__Extracted data entries__
>> start

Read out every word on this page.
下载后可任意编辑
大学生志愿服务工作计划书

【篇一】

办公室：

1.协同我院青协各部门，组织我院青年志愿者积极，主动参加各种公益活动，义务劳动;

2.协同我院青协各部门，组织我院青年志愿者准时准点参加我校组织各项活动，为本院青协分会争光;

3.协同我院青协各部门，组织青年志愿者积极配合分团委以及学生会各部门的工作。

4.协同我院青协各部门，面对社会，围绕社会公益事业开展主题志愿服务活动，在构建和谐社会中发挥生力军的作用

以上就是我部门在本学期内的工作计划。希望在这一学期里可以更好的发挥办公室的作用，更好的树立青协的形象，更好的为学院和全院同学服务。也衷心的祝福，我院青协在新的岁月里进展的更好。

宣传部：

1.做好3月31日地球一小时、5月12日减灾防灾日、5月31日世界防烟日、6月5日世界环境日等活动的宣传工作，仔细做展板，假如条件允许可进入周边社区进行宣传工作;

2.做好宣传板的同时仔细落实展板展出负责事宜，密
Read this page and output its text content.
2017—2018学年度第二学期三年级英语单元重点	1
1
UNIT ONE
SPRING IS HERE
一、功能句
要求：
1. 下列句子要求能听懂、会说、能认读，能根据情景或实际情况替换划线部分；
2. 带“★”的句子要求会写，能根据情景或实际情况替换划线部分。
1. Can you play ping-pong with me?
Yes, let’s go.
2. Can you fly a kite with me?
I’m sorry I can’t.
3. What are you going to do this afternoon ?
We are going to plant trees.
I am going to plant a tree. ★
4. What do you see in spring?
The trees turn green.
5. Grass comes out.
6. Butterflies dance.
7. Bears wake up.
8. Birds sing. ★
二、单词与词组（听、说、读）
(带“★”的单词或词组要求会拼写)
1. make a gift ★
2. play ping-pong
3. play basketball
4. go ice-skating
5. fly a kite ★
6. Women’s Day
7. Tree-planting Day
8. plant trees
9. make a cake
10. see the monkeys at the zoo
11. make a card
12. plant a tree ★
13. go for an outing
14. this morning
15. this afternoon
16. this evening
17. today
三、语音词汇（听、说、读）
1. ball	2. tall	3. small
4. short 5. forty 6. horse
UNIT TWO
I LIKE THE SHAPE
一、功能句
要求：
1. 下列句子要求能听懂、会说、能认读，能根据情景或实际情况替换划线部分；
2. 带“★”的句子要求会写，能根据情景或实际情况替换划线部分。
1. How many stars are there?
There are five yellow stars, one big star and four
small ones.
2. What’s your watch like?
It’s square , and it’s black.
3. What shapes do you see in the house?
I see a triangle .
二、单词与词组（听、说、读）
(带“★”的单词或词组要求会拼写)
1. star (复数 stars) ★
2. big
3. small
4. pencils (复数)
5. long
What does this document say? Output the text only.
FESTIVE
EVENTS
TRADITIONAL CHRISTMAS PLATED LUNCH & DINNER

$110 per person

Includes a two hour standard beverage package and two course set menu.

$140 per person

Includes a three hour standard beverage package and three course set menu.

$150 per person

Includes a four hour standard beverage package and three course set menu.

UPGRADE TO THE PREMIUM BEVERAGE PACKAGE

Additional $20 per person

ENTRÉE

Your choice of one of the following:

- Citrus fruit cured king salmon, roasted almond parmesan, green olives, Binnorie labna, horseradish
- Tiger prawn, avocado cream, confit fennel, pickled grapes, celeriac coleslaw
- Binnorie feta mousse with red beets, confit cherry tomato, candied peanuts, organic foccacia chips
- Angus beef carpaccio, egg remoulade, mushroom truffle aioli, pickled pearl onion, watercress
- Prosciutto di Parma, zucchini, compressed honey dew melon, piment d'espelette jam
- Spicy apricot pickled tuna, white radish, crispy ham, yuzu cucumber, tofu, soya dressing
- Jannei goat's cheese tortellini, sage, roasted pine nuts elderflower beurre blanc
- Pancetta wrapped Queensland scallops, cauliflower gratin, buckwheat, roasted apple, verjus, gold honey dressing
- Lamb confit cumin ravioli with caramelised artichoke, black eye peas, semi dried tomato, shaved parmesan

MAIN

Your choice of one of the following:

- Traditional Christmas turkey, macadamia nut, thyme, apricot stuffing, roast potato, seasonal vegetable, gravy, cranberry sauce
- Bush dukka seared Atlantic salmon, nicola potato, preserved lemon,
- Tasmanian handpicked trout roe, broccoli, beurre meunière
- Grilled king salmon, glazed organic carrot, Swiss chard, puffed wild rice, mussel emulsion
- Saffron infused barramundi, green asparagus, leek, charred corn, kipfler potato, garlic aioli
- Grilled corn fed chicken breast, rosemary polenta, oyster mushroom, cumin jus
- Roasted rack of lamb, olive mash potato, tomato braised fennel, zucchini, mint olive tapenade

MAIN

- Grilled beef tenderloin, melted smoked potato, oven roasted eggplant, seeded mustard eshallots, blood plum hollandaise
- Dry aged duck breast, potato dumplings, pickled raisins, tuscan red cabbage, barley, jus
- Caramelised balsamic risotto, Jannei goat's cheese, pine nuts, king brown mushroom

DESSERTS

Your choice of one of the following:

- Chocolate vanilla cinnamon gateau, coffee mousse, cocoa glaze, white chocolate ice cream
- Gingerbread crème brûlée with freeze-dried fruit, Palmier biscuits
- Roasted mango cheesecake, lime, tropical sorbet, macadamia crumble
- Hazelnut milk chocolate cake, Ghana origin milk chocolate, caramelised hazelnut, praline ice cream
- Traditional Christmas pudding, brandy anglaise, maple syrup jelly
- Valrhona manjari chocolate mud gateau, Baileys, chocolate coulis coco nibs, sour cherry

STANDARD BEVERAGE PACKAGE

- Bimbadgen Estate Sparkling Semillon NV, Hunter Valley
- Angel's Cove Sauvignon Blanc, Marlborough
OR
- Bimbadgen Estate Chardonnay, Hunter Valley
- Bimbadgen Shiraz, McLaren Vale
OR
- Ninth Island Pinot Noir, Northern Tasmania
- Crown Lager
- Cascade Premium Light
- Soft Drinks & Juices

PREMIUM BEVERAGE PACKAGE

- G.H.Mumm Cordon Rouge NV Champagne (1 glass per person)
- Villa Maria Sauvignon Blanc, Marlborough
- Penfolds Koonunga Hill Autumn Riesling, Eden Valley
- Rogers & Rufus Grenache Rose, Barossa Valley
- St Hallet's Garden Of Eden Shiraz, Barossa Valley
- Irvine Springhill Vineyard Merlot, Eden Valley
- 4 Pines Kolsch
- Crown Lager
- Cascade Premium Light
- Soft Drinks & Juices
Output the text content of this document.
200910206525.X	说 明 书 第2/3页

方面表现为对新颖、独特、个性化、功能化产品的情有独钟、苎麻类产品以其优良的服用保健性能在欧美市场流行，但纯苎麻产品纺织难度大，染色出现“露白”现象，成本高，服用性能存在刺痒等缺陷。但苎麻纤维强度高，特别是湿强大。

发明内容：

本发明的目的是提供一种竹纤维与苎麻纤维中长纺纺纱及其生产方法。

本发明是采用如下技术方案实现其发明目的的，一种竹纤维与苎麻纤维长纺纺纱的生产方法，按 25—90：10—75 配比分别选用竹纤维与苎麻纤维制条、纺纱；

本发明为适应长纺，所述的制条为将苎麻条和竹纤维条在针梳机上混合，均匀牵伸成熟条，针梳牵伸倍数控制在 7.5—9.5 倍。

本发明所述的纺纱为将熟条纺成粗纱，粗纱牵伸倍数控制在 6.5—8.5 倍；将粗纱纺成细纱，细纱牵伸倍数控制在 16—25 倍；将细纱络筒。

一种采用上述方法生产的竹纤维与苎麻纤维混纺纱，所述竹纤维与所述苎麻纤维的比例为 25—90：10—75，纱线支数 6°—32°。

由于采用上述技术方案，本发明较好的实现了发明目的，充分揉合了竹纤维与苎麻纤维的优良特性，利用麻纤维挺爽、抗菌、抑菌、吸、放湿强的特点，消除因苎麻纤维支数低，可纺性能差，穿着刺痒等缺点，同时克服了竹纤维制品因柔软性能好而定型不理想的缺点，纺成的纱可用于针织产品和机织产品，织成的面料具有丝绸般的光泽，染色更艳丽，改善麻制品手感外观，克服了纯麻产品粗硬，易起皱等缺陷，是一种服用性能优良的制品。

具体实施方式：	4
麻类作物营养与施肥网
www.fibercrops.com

>> end

__Task goal__
Begin with the line that contains "Output the text content of this document." and set down each line exactly until the records above end, including the final line.

__Exercise answer__
Output the text content of this document.
200910206525.X	说 明 书 第2/3页

方面表现为对新颖、独特、个性化、功能化产品的情有独钟、苎麻类产品以其优良的服用保健性能在欧美市场流行，但纯苎麻产品纺织难度大，染色出现“露白”现象，成本高，服用性能存在刺痒等缺陷。但苎麻纤维强度高，特别是湿强大。

发明内容：

本发明的目的是提供一种竹纤维与苎麻纤维中长纺纺纱及其生产方法。

本发明是采用如下技术方案实现其发明目的的，一种竹纤维与苎麻纤维长纺纺纱的生产方法，按 25—90：10—75 配比分别选用竹纤维与苎麻纤维制条、纺纱；

本发明为适应长纺，所述的制条为将苎麻条和竹纤维条在针梳机上混合，均匀牵伸成熟条，针梳牵伸倍数控制在 7.5—9.5 倍。

本发明所述的纺纱为将熟条纺成粗纱，粗纱牵伸倍数控制在 6.5—8.5 倍；将粗纱纺成细纱，细纱牵伸倍数控制在 16—25 倍；将细纱络筒。

一种采用上述方法生产的竹纤维与苎麻纤维混纺纱，所述竹纤维与所述苎麻纤维的比例为 25—90：10—75，纱线支数 6°—32°。

由于采用上述技术方案，本发明较好的实现了发明目的，充分揉合了竹纤维与苎麻纤维的优良特性，利用麻纤维挺爽、抗菌、抑菌、吸、放湿强的特点，消除因苎麻纤维支数低，可纺性能差，穿着刺痒等缺点，同时克服了竹纤维制品因柔软性能好而定型不理想的缺点，纺成的纱可用于针织产品和机织产品，织成的面料具有丝绸般的光泽，染色更艳丽，改善麻制品手感外观，克服了纯麻产品粗硬，易起皱等缺陷，是一种服用性能优良的制品。

具体实施方式：	4
麻类作物营养与施肥网
www.fibercrops.com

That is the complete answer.